▶ _Exercise requirements_:
1: Summarize the zero trust gateway article in two sentences.
2: Write the next part of the zero trust gateway article, picking up after its final sentence.

▶ _Document section_:
........
Security Boundaries & Zero Trust at the API Gateway

Q: What failure signal indicates a misconfigured mTLS policy on Envoy?

The most common signal is a flood of TLS alert code 42 (bad_certificate) in Envoy access logs combined with upstream_cx_destroy_local_with_active_rq incrementing. This means Envoy terminated connections before the upstream could respond, typically because the client sent a certificate signed by a CA not present in the trusted_ca bundle, or because downstream_tls_context is set to REQUIRE_CLIENT_CERT but no ca_certificate is attached.

Every request entering a distributed system carries an implicit question: who sent this, and are they allowed to do what they are asking? Traditional perimeter security answered that question once at the network edge and then trusted everything inside. In cloud-native environments where workload IPs are ephemeral, container orchestrators reschedule pods across nodes, and multi-tenant traffic shares physical infrastructure, that answer is no longer good enough. As part of API gateway fundamentals and architecture, zero trust moves that verification into every request, at every hop, with cryptographic evidence — and makes the gateway the primary enforcement point.

This page covers the prerequisites and mental model you need, then goes deep on the two primary controls — mutual TLS and JWT-driven policy — with runnable configurations for Kong 3.x, Envoy 1.32+, and Tyk 5.x, followed by a comparative trade-off table and the operational gotchas that trip up production teams.

Architectural Baseline

Before implementing zero trust controls at the gateway, three mental model shifts are required.

Identity is not the same as connectivity. A client that can reach your gateway port has established network reachability, nothing more. Zero trust requires the client to additionally prove cryptographic identity (via a certificate or signed token) and authorization (via claims or policy evaluation). These are separate verification steps and must be enforced in that order.

The gateway is a policy enforcement point, not a policy decision point. Policy decisions — “is service A allowed to call endpoint /billing/v2 with scope write?” — belong in a dedicated engine like Open Policy Agent. The gateway enforces that decision by calling an external authorization sidecar and blocking or passing the request. Collapsing both roles into the gateway configuration creates brittle, hard-to-audit YAML that breaks under policy drift.
........
Spatial annotation records:

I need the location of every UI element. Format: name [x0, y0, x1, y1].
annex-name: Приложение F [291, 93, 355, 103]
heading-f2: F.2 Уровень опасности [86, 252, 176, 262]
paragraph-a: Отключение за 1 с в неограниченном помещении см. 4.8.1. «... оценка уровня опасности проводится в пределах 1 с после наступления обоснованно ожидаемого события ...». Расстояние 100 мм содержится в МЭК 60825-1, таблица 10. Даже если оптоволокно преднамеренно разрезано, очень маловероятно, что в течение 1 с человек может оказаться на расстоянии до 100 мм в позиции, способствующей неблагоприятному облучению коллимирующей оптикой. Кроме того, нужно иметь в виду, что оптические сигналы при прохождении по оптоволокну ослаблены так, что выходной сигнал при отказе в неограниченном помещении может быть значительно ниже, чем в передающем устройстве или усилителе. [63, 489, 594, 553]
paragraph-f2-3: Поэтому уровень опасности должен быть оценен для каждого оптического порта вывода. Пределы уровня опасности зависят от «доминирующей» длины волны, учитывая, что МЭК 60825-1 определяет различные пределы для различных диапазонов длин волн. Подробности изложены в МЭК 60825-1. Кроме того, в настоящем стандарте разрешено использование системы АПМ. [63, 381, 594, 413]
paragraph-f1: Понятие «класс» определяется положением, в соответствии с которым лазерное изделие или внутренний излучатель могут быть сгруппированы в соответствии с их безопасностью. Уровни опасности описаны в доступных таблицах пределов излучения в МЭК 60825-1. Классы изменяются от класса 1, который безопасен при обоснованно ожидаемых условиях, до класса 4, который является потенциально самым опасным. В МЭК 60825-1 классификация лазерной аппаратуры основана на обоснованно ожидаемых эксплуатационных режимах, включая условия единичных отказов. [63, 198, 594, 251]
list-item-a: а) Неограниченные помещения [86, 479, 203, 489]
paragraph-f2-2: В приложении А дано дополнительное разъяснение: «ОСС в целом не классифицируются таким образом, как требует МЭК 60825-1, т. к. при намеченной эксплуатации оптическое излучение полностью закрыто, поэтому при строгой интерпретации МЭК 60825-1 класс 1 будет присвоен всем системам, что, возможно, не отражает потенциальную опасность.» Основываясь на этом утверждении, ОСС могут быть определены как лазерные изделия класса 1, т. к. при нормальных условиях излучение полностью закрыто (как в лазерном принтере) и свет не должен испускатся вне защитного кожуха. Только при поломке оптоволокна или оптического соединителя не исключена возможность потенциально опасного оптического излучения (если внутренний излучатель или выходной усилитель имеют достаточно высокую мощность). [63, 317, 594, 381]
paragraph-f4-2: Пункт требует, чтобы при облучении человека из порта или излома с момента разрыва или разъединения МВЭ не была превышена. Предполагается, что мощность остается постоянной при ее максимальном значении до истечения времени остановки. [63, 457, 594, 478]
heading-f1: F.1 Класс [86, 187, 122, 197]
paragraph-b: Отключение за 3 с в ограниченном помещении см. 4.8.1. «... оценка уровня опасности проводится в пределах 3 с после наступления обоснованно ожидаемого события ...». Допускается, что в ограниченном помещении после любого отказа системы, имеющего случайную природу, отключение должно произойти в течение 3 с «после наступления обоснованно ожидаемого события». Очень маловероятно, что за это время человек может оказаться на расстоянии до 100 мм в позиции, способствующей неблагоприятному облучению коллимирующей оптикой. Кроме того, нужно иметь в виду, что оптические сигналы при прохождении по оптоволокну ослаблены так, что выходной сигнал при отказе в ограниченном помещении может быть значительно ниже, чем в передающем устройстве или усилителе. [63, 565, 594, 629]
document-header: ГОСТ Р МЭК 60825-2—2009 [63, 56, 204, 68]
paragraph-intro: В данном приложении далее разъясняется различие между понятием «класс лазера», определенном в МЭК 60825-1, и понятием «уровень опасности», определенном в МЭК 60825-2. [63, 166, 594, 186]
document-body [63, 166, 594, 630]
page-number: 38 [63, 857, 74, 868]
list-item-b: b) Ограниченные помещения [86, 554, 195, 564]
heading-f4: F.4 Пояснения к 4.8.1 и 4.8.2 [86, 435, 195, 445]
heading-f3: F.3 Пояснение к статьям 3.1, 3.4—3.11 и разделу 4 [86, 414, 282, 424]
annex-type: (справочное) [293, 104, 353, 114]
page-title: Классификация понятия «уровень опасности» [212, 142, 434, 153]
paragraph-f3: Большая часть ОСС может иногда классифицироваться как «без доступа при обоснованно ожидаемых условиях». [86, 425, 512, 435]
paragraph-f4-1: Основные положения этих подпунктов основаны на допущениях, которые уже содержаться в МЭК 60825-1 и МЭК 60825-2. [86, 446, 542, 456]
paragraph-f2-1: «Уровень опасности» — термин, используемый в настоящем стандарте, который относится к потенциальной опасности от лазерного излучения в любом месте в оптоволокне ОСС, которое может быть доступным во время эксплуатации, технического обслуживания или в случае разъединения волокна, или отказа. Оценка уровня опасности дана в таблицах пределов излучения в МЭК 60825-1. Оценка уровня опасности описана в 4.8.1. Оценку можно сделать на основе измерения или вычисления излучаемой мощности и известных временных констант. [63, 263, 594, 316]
........
▶ _Answers by task_:
1: Cloud-native environments have made perimeter security, which trusted everything inside the network edge, no longer good enough, so zero trust verifies every request at every hop with cryptographic evidence and makes the API gateway the primary enforcement point. Reaching the gateway port is distinct from proving identity and authorization, which must be checked separately and in that order, and the gateway should enforce policy decisions made by a dedicated engine such as Open Policy Agent rather than make those decisions itself.

2:
Certificate lifecycle is infrastructure, not configuration. Certificates that expire in production are among the most common causes of zero-downtime outages. Build automatic rotation, CA bundle overlap windows, and SPIFFE/SPIRE workload identity into your platform before you write a single gateway policy. The deep-dive on certificate rotation mechanics lives in implementing mTLS at the gateway edge.

The Zero Trust Request Lifecycle

The diagram below shows the full enforcement sequence a request travels through before reaching an upstream microservice:

Primary Concept: Mutual TLS and OPA External Authorization

mTLS Certificate Validation — Kong 3.x

Kong 3.x ships the mtls-auth plugin at priority 1006, which ensures it executes before JWT validation (priority 1005) and rate limiting (priority 910). The plugin validates client certificates against a stored CA bundle and, optionally, maps the certificate subject to a Kong Consumer for fine-grained ACL control.

Step 1 — Register the CA certificate:

# Kong 3.x Admin API — register the SPIFFE CA bundle
curl -s -X POST http://localhost:8001/ca_certificates \
  --data-urlencode "cert@/etc/spiffe/ca-bundle.pem" \
  | jq '.id'
# Save the returned UUID — you'll reference it in the plugin config

Step 2 — Attach the plugin to a service:

# kong.yml — declarative format, Kong 3.x
_format_version: "3.0"
_transform: true

ca_certificates:
  - cert: |
      -----BEGIN CERTIFICATE-----
      <your-spiffe-ca-bundle>
      -----END CERTIFICATE-----
    id: "a1b2c3d4-e5f6-7890-abcd-ef1234567890"

services:
  - name: billing-api
    url: https://billing.internal.svc.cluster.local:8443
    routes:
      - name: billing-route
        paths: ["/api/billing"]
        protocols: ["https"]
    plugins:
      - name: mtls-auth
        config:
          ca_certificates:
            - "a1b2c3d4-e5f6-7890-abcd-ef1234567890"
          skip_consumer_lookup: false
          revocation_check_mode: SKIP   # set to STRICT once CRL endpoint is live
          send_ca_dn: true
      - name: jwt
        config:
          claims_to_verify: ["exp", "iss", "aud"]
          key_claim_name: "sub"
          secret_is_base64: false
      - name: rate-limiting
        config:
          minute: 200
          hour: 5000
          policy: redis
          redis_host: redis.infra.svc.cluster.local

The send_ca_dn: true flag instructs Kong to include the CA distinguished name in the TLS CertificateRequest message during the handshake, so the client knows which CA to select from its keystore. Without this, clients with multiple installed certificates may send the wrong one.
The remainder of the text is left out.